Exercise task:
What is the number of lines in the entries that include the word "kvality"? Respond with the number only.

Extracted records
::::::

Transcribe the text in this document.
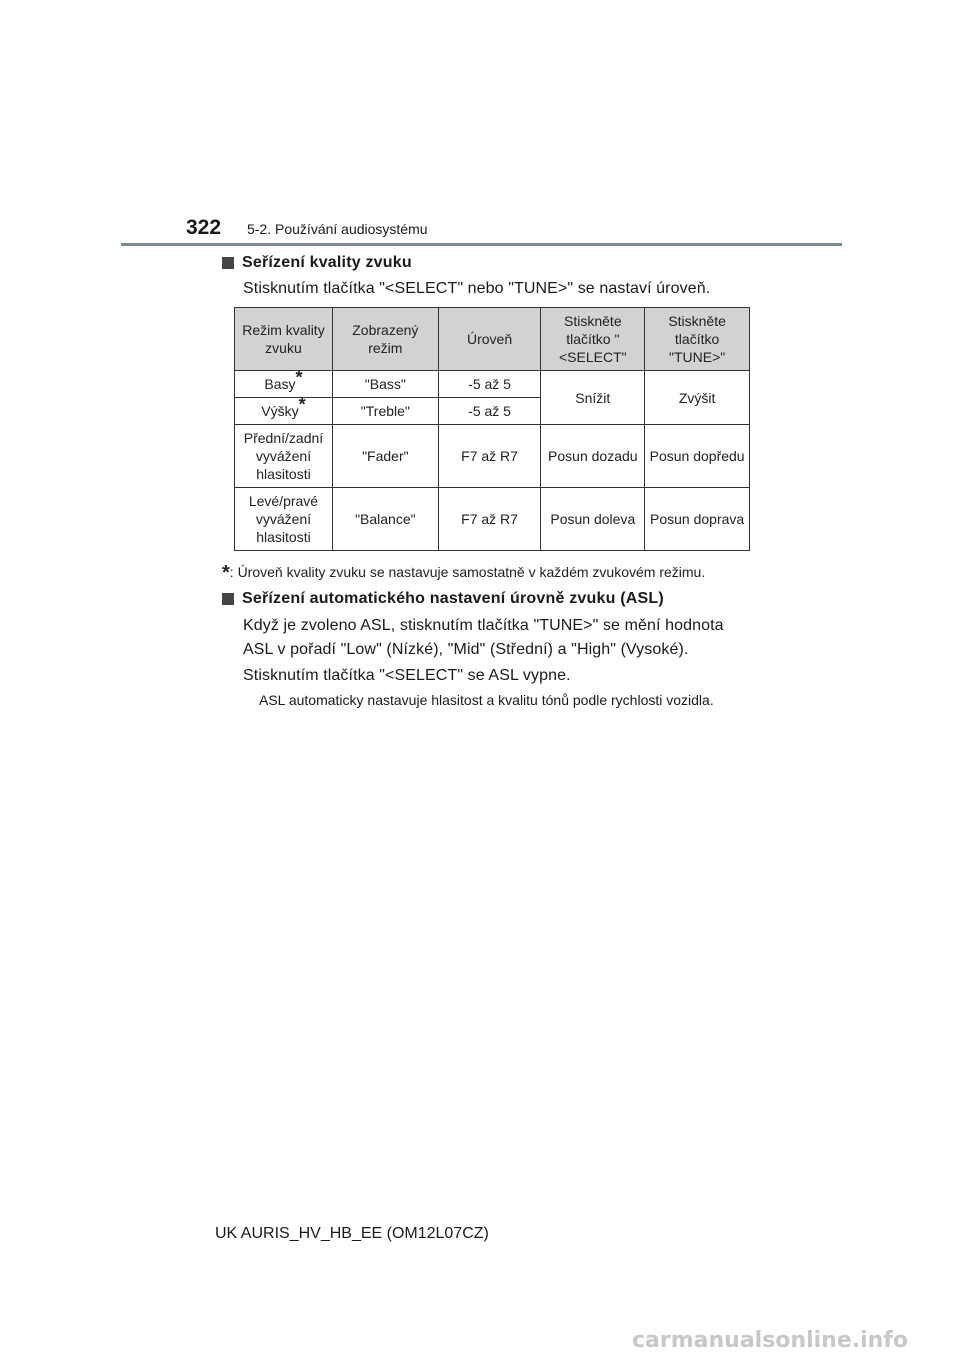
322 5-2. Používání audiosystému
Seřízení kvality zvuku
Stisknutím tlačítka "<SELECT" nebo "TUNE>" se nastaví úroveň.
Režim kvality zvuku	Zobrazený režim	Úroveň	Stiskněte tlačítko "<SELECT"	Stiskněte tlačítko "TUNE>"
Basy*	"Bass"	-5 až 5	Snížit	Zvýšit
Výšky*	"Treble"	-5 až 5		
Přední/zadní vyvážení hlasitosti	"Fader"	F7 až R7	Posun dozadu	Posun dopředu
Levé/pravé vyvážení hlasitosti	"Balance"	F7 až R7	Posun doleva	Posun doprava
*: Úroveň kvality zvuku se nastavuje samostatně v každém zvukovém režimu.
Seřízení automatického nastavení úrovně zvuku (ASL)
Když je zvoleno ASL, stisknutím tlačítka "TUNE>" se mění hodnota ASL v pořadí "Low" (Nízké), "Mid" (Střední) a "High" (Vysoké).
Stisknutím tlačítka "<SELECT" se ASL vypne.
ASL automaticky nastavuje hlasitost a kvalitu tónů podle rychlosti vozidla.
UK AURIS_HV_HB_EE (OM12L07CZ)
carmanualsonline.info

::::::

The answer:
3